:: GIVEN INSTRUCTION ::
Copy out all lines carrying the word "坐壬子向丙午".
------------
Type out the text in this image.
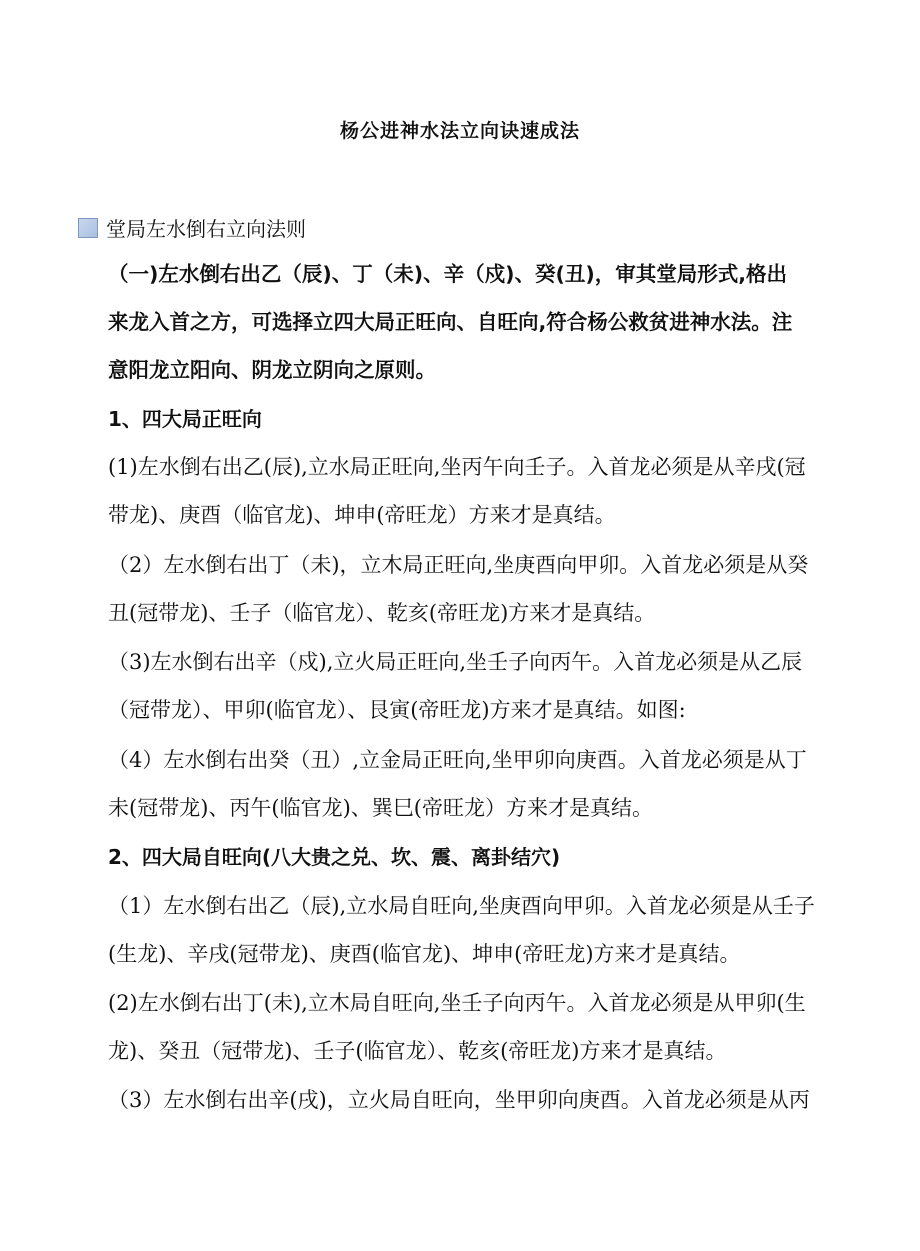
杨公进神水法立向诀速成法
堂局左水倒右立向法则
（一)左水倒右出乙（辰)、丁（未)、辛（戍)、癸(丑)，审其堂局形式,格出
来龙入首之方，可选择立四大局正旺向、自旺向,符合杨公救贫进神水法。注
意阳龙立阳向、阴龙立阴向之原则。
1、四大局正旺向
(1)左水倒右出乙(辰),立水局正旺向,坐丙午向壬子。入首龙必须是从辛戌(冠
带龙)、庚酉（临官龙)、坤申(帝旺龙）方来才是真结。
（2）左水倒右出丁（未)，立木局正旺向,坐庚酉向甲卯。入首龙必须是从癸
丑(冠带龙)、壬子（临官龙）、乾亥(帝旺龙)方来才是真结。
（3)左水倒右出辛（戍),立火局正旺向,坐壬子向丙午。入首龙必须是从乙辰
（冠带龙）、甲卯(临官龙）、艮寅(帝旺龙)方来才是真结。如图:
（4）左水倒右出癸（丑）,立金局正旺向,坐甲卯向庚酉。入首龙必须是从丁
未(冠带龙)、丙午(临官龙)、巽巳(帝旺龙）方来才是真结。
2、四大局自旺向(八大贵之兑、坎、震、离卦结穴)
（1）左水倒右出乙（辰),立水局自旺向,坐庚酉向甲卯。入首龙必须是从壬子
(生龙)、辛戌(冠带龙)、庚酉(临官龙)、坤申(帝旺龙)方来才是真结。
(2)左水倒右出丁(未),立木局自旺向,坐壬子向丙午。入首龙必须是从甲卯(生
龙)、癸丑（冠带龙)、壬子(临官龙）、乾亥(帝旺龙)方来才是真结。
（3）左水倒右出辛(戌)，立火局自旺向，坐甲卯向庚酉。入首龙必须是从丙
------------
:: RESPONSE ::
（3)左水倒右出辛（戍),立火局正旺向,坐壬子向丙午。入首龙必须是从乙辰
(2)左水倒右出丁(未),立木局自旺向,坐壬子向丙午。入首龙必须是从甲卯(生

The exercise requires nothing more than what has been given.